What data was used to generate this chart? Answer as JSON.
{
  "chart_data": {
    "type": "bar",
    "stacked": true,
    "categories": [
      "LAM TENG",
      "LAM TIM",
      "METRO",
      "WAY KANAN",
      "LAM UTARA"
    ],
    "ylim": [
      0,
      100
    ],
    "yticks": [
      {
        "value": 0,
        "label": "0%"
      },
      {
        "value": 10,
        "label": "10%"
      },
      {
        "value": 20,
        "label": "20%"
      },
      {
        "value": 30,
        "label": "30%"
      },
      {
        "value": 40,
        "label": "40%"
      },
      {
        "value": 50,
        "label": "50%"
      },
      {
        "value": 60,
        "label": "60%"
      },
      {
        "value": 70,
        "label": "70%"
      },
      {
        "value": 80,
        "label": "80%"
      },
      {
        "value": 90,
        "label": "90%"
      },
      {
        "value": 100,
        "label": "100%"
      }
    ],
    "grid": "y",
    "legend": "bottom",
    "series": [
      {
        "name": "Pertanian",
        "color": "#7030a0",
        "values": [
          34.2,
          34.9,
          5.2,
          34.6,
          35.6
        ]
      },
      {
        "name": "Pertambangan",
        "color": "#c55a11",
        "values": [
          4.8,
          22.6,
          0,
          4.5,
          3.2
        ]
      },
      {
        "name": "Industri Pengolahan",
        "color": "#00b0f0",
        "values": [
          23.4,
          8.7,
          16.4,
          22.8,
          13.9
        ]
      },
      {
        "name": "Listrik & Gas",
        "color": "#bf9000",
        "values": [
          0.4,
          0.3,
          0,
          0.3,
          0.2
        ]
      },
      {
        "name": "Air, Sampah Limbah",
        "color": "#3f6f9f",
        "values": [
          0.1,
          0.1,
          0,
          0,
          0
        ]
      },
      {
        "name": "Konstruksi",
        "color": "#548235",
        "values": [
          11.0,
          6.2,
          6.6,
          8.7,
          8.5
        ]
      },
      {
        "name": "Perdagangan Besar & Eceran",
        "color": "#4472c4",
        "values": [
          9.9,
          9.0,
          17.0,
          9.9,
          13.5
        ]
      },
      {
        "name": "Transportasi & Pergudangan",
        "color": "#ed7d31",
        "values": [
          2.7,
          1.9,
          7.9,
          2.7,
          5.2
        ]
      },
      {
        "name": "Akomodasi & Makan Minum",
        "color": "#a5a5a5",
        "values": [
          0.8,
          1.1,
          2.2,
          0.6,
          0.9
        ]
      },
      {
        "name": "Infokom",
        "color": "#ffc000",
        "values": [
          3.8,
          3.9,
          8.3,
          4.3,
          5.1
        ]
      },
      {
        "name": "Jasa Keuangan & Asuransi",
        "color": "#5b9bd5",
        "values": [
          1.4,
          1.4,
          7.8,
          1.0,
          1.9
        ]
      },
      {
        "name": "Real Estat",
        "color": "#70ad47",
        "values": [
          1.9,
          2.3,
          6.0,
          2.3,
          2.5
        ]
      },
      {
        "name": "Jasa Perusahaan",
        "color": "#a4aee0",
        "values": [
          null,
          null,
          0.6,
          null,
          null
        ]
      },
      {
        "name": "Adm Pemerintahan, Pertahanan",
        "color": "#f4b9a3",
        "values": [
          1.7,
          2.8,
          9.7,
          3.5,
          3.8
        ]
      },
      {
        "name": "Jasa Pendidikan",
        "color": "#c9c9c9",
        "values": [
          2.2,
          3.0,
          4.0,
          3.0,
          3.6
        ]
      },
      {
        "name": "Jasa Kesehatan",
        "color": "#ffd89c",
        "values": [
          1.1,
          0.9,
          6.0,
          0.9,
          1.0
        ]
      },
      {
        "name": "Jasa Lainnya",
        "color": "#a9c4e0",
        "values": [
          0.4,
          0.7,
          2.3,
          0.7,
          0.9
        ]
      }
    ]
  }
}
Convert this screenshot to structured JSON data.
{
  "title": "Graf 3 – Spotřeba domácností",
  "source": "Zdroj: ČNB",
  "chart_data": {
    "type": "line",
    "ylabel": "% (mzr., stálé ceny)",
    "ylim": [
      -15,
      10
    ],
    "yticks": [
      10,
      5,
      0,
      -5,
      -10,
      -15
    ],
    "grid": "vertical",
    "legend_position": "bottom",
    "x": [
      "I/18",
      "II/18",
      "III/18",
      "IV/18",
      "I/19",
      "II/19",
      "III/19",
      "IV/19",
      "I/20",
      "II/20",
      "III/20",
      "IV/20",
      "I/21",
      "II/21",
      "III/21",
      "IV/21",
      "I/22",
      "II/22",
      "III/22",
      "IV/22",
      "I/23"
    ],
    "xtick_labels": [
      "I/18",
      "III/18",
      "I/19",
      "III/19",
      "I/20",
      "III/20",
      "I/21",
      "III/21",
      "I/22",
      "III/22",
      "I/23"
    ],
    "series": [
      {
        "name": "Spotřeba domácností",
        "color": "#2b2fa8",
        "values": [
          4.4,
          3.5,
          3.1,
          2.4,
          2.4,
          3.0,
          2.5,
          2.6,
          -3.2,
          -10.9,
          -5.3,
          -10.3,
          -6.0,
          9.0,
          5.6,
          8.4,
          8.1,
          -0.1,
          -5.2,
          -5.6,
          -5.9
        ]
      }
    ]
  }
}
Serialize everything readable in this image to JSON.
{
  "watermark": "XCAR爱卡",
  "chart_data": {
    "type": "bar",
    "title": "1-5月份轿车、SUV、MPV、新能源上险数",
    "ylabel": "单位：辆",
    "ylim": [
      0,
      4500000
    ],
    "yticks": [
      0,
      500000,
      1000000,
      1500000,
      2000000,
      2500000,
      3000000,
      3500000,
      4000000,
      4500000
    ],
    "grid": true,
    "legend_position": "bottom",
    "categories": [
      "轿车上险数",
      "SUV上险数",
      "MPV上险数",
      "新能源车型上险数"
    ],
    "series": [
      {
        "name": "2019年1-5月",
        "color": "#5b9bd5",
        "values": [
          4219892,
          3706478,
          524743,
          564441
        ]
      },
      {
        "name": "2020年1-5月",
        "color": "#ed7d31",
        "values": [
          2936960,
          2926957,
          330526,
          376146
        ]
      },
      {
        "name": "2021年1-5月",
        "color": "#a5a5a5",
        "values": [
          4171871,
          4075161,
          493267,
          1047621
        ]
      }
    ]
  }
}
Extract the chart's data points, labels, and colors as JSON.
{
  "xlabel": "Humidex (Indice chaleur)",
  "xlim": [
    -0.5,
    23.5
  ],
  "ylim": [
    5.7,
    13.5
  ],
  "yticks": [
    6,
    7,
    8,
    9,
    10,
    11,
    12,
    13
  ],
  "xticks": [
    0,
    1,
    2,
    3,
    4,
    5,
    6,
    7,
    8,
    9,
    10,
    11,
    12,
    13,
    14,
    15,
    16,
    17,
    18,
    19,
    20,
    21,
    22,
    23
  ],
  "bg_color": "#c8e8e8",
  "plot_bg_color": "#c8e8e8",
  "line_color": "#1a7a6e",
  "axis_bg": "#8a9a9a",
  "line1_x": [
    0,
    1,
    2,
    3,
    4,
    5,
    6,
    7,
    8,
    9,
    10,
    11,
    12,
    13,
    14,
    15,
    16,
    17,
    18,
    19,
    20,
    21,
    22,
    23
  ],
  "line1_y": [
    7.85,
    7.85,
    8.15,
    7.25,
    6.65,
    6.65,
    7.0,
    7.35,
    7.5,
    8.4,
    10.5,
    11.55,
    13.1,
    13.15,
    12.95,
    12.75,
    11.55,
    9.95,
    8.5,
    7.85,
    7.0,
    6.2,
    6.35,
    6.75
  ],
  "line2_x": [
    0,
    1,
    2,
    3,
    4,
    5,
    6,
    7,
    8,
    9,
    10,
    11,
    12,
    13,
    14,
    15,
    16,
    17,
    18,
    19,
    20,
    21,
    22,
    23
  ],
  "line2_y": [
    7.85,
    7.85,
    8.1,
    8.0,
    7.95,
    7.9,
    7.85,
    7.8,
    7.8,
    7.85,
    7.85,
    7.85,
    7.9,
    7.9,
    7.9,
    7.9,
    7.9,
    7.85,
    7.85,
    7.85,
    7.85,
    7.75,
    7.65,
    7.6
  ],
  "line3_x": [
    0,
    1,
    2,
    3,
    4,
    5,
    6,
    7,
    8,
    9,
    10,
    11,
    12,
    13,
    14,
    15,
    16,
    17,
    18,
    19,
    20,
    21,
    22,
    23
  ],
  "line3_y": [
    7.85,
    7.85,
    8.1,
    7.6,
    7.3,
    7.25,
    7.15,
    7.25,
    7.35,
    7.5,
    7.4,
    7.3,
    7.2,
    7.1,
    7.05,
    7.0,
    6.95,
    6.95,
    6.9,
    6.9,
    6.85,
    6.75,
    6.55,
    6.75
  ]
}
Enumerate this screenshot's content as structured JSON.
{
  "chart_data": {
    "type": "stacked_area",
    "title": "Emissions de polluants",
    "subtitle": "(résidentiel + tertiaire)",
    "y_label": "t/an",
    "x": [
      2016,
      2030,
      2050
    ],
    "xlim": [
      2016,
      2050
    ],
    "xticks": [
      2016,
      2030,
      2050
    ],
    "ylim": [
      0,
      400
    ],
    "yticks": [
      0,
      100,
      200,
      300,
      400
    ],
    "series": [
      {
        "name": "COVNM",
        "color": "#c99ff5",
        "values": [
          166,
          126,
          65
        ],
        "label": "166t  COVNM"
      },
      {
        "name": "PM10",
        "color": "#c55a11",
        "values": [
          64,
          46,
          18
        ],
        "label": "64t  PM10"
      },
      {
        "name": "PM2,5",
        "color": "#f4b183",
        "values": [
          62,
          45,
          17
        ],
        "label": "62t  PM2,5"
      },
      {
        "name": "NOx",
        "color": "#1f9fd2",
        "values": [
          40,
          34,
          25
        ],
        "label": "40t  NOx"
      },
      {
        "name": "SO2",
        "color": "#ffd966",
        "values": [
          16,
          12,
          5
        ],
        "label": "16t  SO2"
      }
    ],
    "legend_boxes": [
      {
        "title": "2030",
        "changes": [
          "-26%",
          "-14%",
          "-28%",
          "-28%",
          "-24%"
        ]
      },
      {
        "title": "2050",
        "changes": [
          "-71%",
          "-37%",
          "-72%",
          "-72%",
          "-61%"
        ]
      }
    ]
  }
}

-- Exercise --
List each line of the entries that holds the string "domácností".

-- Solution to the problem --
  "title": "Graf 3 – Spotřeba domácností",
        "name": "Spotřeba domácností",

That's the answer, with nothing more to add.